REQUIREMENT » Every line that holds "this" should be shown.

RECORDS FOR THE EXERCISE »
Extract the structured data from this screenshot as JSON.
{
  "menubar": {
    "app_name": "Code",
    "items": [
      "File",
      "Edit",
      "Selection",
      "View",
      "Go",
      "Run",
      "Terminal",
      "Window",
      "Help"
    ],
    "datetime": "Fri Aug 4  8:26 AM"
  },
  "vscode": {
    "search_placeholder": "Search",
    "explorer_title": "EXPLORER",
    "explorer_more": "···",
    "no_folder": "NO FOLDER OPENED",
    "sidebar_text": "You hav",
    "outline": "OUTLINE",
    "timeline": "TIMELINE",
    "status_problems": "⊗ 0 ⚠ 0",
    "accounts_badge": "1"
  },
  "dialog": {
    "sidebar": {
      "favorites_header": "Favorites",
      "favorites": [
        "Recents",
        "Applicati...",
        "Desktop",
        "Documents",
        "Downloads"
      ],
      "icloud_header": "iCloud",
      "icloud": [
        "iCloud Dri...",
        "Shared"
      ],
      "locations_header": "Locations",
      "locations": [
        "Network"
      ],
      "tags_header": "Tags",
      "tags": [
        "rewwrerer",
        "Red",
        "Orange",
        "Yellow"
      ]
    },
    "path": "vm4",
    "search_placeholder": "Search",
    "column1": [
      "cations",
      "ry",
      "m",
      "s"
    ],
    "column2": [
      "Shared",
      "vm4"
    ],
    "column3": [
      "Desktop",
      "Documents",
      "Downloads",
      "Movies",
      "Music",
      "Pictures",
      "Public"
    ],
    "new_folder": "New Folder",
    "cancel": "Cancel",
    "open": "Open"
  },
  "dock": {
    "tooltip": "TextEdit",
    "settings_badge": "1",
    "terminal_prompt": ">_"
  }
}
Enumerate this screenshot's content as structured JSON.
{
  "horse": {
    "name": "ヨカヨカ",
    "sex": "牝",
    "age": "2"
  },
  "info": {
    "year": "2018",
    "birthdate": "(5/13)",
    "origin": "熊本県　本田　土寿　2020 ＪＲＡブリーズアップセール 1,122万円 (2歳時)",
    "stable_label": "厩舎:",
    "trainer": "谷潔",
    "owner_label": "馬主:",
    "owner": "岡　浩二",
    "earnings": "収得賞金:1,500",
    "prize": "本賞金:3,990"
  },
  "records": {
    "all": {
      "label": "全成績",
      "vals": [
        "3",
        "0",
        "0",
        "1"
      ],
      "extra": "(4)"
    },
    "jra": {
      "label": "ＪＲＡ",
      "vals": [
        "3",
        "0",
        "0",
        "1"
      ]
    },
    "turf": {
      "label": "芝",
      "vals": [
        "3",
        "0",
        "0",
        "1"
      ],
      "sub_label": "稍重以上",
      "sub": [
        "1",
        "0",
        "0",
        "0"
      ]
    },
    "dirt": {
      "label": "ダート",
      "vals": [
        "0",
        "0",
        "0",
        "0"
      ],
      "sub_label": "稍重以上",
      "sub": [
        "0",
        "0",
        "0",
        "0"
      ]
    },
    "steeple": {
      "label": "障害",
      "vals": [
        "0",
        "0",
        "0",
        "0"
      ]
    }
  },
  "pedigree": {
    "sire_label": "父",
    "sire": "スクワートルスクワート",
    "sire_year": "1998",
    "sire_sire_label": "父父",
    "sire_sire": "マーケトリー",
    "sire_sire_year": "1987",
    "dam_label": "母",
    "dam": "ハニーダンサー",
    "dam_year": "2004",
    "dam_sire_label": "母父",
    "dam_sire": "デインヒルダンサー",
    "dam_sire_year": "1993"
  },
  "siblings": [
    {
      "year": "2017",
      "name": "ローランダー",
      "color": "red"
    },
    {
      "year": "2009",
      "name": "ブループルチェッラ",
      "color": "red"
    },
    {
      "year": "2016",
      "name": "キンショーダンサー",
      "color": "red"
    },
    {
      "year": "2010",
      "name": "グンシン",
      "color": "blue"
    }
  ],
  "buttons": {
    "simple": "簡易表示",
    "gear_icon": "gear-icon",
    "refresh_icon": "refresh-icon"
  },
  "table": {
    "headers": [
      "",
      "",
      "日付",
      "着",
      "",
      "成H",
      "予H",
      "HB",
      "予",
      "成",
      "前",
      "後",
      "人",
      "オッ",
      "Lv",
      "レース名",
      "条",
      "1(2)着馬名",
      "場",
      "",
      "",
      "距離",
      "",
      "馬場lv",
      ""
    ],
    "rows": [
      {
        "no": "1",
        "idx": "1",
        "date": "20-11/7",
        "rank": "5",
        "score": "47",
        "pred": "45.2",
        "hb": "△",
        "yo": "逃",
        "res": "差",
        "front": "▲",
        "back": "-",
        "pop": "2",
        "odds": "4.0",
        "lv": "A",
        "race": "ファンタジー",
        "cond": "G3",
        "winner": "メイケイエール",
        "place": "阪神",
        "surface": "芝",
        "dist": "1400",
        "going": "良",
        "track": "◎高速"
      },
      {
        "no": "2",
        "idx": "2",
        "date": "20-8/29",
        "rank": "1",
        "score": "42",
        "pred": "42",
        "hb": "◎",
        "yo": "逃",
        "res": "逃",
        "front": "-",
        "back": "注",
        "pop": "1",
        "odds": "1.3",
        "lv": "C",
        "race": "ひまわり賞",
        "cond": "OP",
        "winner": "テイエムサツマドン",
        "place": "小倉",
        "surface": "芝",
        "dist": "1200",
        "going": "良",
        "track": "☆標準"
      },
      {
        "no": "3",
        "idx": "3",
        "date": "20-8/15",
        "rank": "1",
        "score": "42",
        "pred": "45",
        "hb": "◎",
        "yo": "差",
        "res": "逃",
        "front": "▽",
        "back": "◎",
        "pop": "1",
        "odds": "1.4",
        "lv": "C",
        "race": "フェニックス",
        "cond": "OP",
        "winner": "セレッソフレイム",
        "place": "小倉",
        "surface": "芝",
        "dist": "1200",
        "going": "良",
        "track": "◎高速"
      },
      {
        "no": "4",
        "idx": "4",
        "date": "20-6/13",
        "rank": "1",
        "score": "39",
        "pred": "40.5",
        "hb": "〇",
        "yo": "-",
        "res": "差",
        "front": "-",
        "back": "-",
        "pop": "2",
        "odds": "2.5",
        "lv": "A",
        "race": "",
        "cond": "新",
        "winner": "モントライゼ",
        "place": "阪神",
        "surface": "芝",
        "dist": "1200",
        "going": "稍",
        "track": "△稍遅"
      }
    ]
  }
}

OUTPUT OF THE EXERCISE »
Extract the structured data from this screenshot as JSON.
Enumerate this screenshot's content as structured JSON.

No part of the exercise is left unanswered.